**THE TASK**
Print the data exactly, leaving nothing out.

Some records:

----------------

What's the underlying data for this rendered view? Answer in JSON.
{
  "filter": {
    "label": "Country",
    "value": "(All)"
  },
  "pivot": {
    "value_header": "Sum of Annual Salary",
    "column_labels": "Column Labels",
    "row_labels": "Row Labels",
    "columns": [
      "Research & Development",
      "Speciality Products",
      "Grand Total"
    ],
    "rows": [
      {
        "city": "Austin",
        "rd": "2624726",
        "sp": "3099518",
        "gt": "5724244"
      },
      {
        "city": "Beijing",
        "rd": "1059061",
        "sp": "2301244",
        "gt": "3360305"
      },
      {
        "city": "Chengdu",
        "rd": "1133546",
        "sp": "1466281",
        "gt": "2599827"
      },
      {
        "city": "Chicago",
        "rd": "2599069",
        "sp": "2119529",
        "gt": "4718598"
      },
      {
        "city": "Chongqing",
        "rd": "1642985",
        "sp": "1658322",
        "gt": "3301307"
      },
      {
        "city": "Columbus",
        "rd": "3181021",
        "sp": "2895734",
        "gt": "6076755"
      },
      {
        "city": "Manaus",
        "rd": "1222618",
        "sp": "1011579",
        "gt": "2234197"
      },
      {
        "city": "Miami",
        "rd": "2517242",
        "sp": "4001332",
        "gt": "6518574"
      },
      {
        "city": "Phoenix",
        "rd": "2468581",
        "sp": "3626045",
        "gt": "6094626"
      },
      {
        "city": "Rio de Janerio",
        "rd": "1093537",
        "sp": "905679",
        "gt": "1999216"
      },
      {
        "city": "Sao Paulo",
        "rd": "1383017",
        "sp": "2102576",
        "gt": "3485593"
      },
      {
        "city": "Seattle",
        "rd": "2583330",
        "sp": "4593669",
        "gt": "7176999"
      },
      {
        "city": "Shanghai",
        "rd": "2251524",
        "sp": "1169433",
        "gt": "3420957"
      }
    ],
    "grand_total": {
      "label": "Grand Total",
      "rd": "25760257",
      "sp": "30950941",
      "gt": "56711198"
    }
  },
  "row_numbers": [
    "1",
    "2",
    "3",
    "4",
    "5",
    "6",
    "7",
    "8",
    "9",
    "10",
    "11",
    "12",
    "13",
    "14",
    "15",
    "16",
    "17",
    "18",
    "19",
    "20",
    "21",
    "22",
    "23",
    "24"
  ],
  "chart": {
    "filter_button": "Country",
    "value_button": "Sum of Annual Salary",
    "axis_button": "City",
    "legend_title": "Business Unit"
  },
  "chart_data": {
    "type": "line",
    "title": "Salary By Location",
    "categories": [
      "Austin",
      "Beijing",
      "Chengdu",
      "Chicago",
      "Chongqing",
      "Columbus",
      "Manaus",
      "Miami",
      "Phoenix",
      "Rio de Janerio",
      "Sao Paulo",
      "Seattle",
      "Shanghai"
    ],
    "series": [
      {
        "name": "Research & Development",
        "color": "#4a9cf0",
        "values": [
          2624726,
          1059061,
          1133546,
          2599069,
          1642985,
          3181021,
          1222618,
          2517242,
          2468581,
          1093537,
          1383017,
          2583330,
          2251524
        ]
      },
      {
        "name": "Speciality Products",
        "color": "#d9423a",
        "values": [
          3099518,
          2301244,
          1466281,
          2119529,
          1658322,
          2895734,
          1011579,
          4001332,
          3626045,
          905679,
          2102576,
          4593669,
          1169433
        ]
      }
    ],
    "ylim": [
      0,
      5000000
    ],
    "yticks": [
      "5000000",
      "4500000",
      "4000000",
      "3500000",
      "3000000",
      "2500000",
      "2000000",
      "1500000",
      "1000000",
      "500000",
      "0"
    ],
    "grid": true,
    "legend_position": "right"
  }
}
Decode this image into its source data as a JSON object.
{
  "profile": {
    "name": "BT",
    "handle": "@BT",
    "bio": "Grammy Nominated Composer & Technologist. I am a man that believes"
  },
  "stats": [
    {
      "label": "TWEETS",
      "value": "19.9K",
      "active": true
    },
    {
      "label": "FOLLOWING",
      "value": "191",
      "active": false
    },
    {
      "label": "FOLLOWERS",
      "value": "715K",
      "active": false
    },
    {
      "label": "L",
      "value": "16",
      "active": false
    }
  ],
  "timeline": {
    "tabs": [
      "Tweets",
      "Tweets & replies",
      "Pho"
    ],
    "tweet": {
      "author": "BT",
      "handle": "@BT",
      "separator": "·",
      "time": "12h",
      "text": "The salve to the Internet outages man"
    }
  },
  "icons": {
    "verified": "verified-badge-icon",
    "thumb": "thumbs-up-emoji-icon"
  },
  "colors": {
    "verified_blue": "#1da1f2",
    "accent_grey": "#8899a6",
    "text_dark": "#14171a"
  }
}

----------------

**FULL OUTPUT**
What's the underlying data for this rendered view? Answer in JSON.
{
  "filter": {
    "label": "Country",
    "value": "(All)"
  },
  "pivot": {
    "value_header": "Sum of Annual Salary",
    "column_labels": "Column Labels",
    "row_labels": "Row Labels",
    "columns": [
      "Research & Development",
      "Speciality Products",
      "Grand Total"
    ],
    "rows": [
      {
        "city": "Austin",
        "rd": "2624726",
        "sp": "3099518",
        "gt": "5724244"
      },
      {
        "city": "Beijing",
        "rd": "1059061",
        "sp": "2301244",
        "gt": "3360305"
      },
      {
        "city": "Chengdu",
        "rd": "1133546",
        "sp": "1466281",
        "gt": "2599827"
      },
      {
        "city": "Chicago",
        "rd": "2599069",
        "sp": "2119529",
        "gt": "4718598"
      },
      {
        "city": "Chongqing",
        "rd": "1642985",
        "sp": "1658322",
        "gt": "3301307"
      },
      {
        "city": "Columbus",
        "rd": "3181021",
        "sp": "2895734",
        "gt": "6076755"
      },
      {
        "city": "Manaus",
        "rd": "1222618",
        "sp": "1011579",
        "gt": "2234197"
      },
      {
        "city": "Miami",
        "rd": "2517242",
        "sp": "4001332",
        "gt": "6518574"
      },
      {
        "city": "Phoenix",
        "rd": "2468581",
        "sp": "3626045",
        "gt": "6094626"
      },
      {
        "city": "Rio de Janerio",
        "rd": "1093537",
        "sp": "905679",
        "gt": "1999216"
      },
      {
        "city": "Sao Paulo",
        "rd": "1383017",
        "sp": "2102576",
        "gt": "3485593"
      },
      {
        "city": "Seattle",
        "rd": "2583330",
        "sp": "4593669",
        "gt": "7176999"
      },
      {
        "city": "Shanghai",
        "rd": "2251524",
        "sp": "1169433",
        "gt": "3420957"
      }
    ],
    "grand_total": {
      "label": "Grand Total",
      "rd": "25760257",
      "sp": "30950941",
      "gt": "56711198"
    }
  },
  "row_numbers": [
    "1",
    "2",
    "3",
    "4",
    "5",
    "6",
    "7",
    "8",
    "9",
    "10",
    "11",
    "12",
    "13",
    "14",
    "15",
    "16",
    "17",
    "18",
    "19",
    "20",
    "21",
    "22",
    "23",
    "24"
  ],
  "chart": {
    "filter_button": "Country",
    "value_button": "Sum of Annual Salary",
    "axis_button": "City",
    "legend_title": "Business Unit"
  },
  "chart_data": {
    "type": "line",
    "title": "Salary By Location",
    "categories": [
      "Austin",
      "Beijing",
      "Chengdu",
      "Chicago",
      "Chongqing",
      "Columbus",
      "Manaus",
      "Miami",
      "Phoenix",
      "Rio de Janerio",
      "Sao Paulo",
      "Seattle",
      "Shanghai"
    ],
    "series": [
      {
        "name": "Research & Development",
        "color": "#4a9cf0",
        "values": [
          2624726,
          1059061,
          1133546,
          2599069,
          1642985,
          3181021,
          1222618,
          2517242,
          2468581,
          1093537,
          1383017,
          2583330,
          2251524
        ]
      },
      {
        "name": "Speciality Products",
        "color": "#d9423a",
        "values": [
          3099518,
          2301244,
          1466281,
          2119529,
          1658322,
          2895734,
          1011579,
          4001332,
          3626045,
          905679,
          2102576,
          4593669,
          1169433
        ]
      }
    ],
    "ylim": [
      0,
      5000000
    ],
    "yticks": [
      "5000000",
      "4500000",
      "4000000",
      "3500000",
      "3000000",
      "2500000",
      "2000000",
      "1500000",
      "1000000",
      "500000",
      "0"
    ],
    "grid": true,
    "legend_position": "right"
  }
}
Decode this image into its source data as a JSON object.
{
  "profile": {
    "name": "BT",
    "handle": "@BT",
    "bio": "Grammy Nominated Composer & Technologist. I am a man that believes"
  },
  "stats": [
    {
      "label": "TWEETS",
      "value": "19.9K",
      "active": true
    },
    {
      "label": "FOLLOWING",
      "value": "191",
      "active": false
    },
    {
      "label": "FOLLOWERS",
      "value": "715K",
      "active": false
    },
    {
      "label": "L",
      "value": "16",
      "active": false
    }
  ],
  "timeline": {
    "tabs": [
      "Tweets",
      "Tweets & replies",
      "Pho"
    ],
    "tweet": {
      "author": "BT",
      "handle": "@BT",
      "separator": "·",
      "time": "12h",
      "text": "The salve to the Internet outages man"
    }
  },
  "icons": {
    "verified": "verified-badge-icon",
    "thumb": "thumbs-up-emoji-icon"
  },
  "colors": {
    "verified_blue": "#1da1f2",
    "accent_grey": "#8899a6",
    "text_dark": "#14171a"
  }
}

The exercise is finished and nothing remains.